INSTRUCTION A: Please transcribe the listing lines from the one containing "- black-stone[interactable]: ●: [170, 227, 188, 245]" through the one containing "- black-stone[interactable]: ●: [188, 299, 206, 317]", including both of those lines.

:: PASSAGE PROVIDED

Does this sound like a good backdrop for buying long-term
Treasury debt?
Your central bank is all but begging to see higher inflation. Your central bank implies it will let inflation run hot before it will raise interest rates. Over $4 trillion of fiscal stimulus will be financed with the issuance of Treasury debt. There is an expectation that there is going to be an unleashing of pent-up demand that leads to above-trend economic growth.
Simply put, that's not a compelling setup. It screams "interest
rate risk."
Why, then, aren't longer-dated Treasury securities getting sold
in earnest? Granted they have faced increased selling pressure in the
latter half of 2020, but it hasn't been a "rush-to-the-exits" kind of move. The 10-yr yield bottomed at 0.50% in early August and has
been moving higher in a measured way since then, sporting a current yield of
0.94%.
That's a logical move based on the backdrop presented above,
yet in a certain sense it also defies logic based on the backdrop presented
above.
What it reflects perhaps is an appreciation for intervention
risk -- that being the Fed holding the power to flip the switch on its Treasury
purchases (which will be "at least $80 billion per month...until substantial
further progress has been made toward the Committee's maximum employment and price
stability goals."). In other words, the Fed could concentrate more of its
purchase power on longer-dated securities whenever it so chooses and/or it
could even increase how much money it uses to purchase Treasury securities.

::::
:: EXTRACTED MATERIAL

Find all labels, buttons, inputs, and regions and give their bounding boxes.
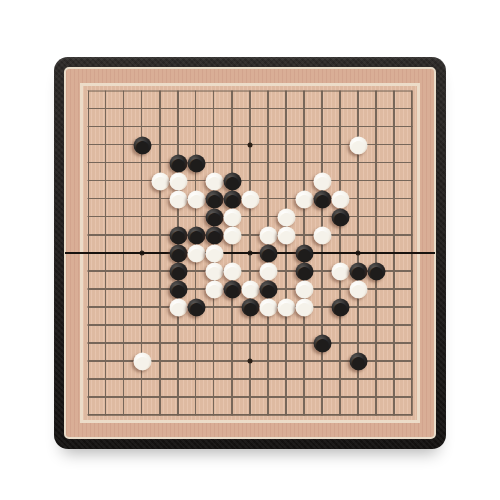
- black-stone[interactable]: ●: [170, 227, 188, 245]
- black-stone[interactable]: ●: [314, 191, 332, 209]
- white-stone[interactable]: ●: [170, 299, 188, 317]
- white-stone[interactable]: ●: [260, 227, 278, 245]
- black-stone[interactable]: ●: [332, 209, 350, 227]
- white-stone[interactable]: ●: [242, 281, 260, 299]
- white-stone[interactable]: ●: [332, 191, 350, 209]
- white-stone[interactable]: ●: [350, 281, 368, 299]
- black-stone[interactable]: ●: [296, 263, 314, 281]
- black-stone[interactable]: ●: [224, 173, 242, 191]
- black-stone[interactable]: ●: [332, 299, 350, 317]
- black-stone[interactable]: ●: [206, 227, 224, 245]
- black-stone[interactable]: ●: [350, 263, 368, 281]
- black-stone[interactable]: ●: [170, 155, 188, 173]
- white-stone[interactable]: ●: [152, 173, 170, 191]
- white-stone[interactable]: ●: [314, 227, 332, 245]
- white-stone[interactable]: ●: [242, 191, 260, 209]
- white-stone[interactable]: ●: [188, 245, 206, 263]
- black-stone[interactable]: ●: [170, 281, 188, 299]
- white-stone[interactable]: ●: [278, 299, 296, 317]
- go-board-frame: ●●●●●●●●●●●●●●●●●●●●●●●●●●●●●●●●●●●●●●●●…: [54, 57, 446, 449]
- black-stone[interactable]: ●: [350, 353, 368, 371]
- black-stone[interactable]: ●: [224, 191, 242, 209]
- white-stone[interactable]: ●: [206, 281, 224, 299]
- black-stone[interactable]: ●: [368, 263, 386, 281]
- white-stone[interactable]: ●: [134, 353, 152, 371]
- white-stone[interactable]: ●: [260, 299, 278, 317]
- white-stone[interactable]: ●: [314, 173, 332, 191]
- white-stone[interactable]: ●: [350, 137, 368, 155]
- white-stone[interactable]: ●: [224, 209, 242, 227]
- photo-background: ●●●●●●●●●●●●●●●●●●●●●●●●●●●●●●●●●●●●●●●●…: [0, 0, 500, 500]
- black-stone[interactable]: ●: [134, 137, 152, 155]
- white-stone[interactable]: ●: [188, 191, 206, 209]
- black-stone[interactable]: ●: [170, 245, 188, 263]
- black-stone[interactable]: ●: [260, 281, 278, 299]
- black-stone[interactable]: ●: [188, 155, 206, 173]
- black-stone[interactable]: ●: [170, 263, 188, 281]
- black-stone[interactable]: ●: [224, 281, 242, 299]
- white-stone[interactable]: ●: [332, 263, 350, 281]
- white-stone[interactable]: ●: [278, 227, 296, 245]
- black-stone[interactable]: ●: [314, 335, 332, 353]
- white-stone[interactable]: ●: [170, 173, 188, 191]
- black-stone[interactable]: ●: [188, 299, 206, 317]
- white-stone[interactable]: ●: [296, 281, 314, 299]
- black-stone[interactable]: ●: [206, 191, 224, 209]
- white-stone[interactable]: ●: [296, 191, 314, 209]
- black-stone[interactable]: ●: [242, 299, 260, 317]
- white-stone[interactable]: ●: [278, 209, 296, 227]
- black-stone[interactable]: ●: [188, 227, 206, 245]
- white-stone[interactable]: ●: [206, 173, 224, 191]
- white-stone[interactable]: ●: [296, 299, 314, 317]
- white-stone[interactable]: ●: [206, 263, 224, 281]
- black-stone[interactable]: ●: [206, 209, 224, 227]
- white-stone[interactable]: ●: [224, 227, 242, 245]
- black-stone[interactable]: ●: [260, 245, 278, 263]
- white-stone[interactable]: ●: [260, 263, 278, 281]
- stones-layer: ●●●●●●●●●●●●●●●●●●●●●●●●●●●●●●●●●●●●●●●●…: [88, 91, 413, 416]
- black-stone[interactable]: ●: [296, 245, 314, 263]
- white-stone[interactable]: ●: [224, 263, 242, 281]
- white-stone[interactable]: ●: [206, 245, 224, 263]
- white-stone[interactable]: ●: [170, 191, 188, 209]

::::

INSTRUCTION B: According to the Treasury debt commentary, why is the described backdrop a poor setup for buying long-term Treasury debt? Answer in one to three sentences.

REPLY A:
- black-stone[interactable]: ●: [170, 227, 188, 245]
- black-stone[interactable]: ●: [314, 191, 332, 209]
- white-stone[interactable]: ●: [170, 299, 188, 317]
- white-stone[interactable]: ●: [260, 227, 278, 245]
- black-stone[interactable]: ●: [332, 209, 350, 227]
- white-stone[interactable]: ●: [242, 281, 260, 299]
- white-stone[interactable]: ●: [332, 191, 350, 209]
- white-stone[interactable]: ●: [350, 281, 368, 299]
- black-stone[interactable]: ●: [296, 263, 314, 281]
- black-stone[interactable]: ●: [224, 173, 242, 191]
- black-stone[interactable]: ●: [332, 299, 350, 317]
- black-stone[interactable]: ●: [206, 227, 224, 245]
- black-stone[interactable]: ●: [350, 263, 368, 281]
- black-stone[interactable]: ●: [170, 155, 188, 173]
- white-stone[interactable]: ●: [152, 173, 170, 191]
- white-stone[interactable]: ●: [314, 227, 332, 245]
- white-stone[interactable]: ●: [242, 191, 260, 209]
- white-stone[interactable]: ●: [188, 245, 206, 263]
- black-stone[interactable]: ●: [170, 281, 188, 299]
- white-stone[interactable]: ●: [278, 299, 296, 317]
- go-board-frame: ●●●●●●●●●●●●●●●●●●●●●●●●●●●●●●●●●●●●●●●●…: [54, 57, 446, 449]
- black-stone[interactable]: ●: [350, 353, 368, 371]
- black-stone[interactable]: ●: [224, 191, 242, 209]
- white-stone[interactable]: ●: [206, 281, 224, 299]
- black-stone[interactable]: ●: [368, 263, 386, 281]
- white-stone[interactable]: ●: [134, 353, 152, 371]
- white-stone[interactable]: ●: [260, 299, 278, 317]
- white-stone[interactable]: ●: [314, 173, 332, 191]
- white-stone[interactable]: ●: [350, 137, 368, 155]
- white-stone[interactable]: ●: [224, 209, 242, 227]
- photo-background: ●●●●●●●●●●●●●●●●●●●●●●●●●●●●●●●●●●●●●●●●…: [0, 0, 500, 500]
- black-stone[interactable]: ●: [134, 137, 152, 155]
- white-stone[interactable]: ●: [188, 191, 206, 209]
- black-stone[interactable]: ●: [170, 245, 188, 263]
- black-stone[interactable]: ●: [260, 281, 278, 299]
- black-stone[interactable]: ●: [188, 155, 206, 173]
- black-stone[interactable]: ●: [170, 263, 188, 281]
- black-stone[interactable]: ●: [224, 281, 242, 299]
- white-stone[interactable]: ●: [332, 263, 350, 281]
- white-stone[interactable]: ●: [278, 227, 296, 245]
- black-stone[interactable]: ●: [314, 335, 332, 353]
- white-stone[interactable]: ●: [170, 173, 188, 191]
- black-stone[interactable]: ●: [188, 299, 206, 317]

REPLY B: The central bank wants higher inflation and signals it will let inflation run hot before raising interest rates. Over $4 trillion of fiscal stimulus will also be financed by issuing Treasury debt. On top of that, pent-up demand is expected to drive above-trend economic growth, so the setup signals interest rate risk.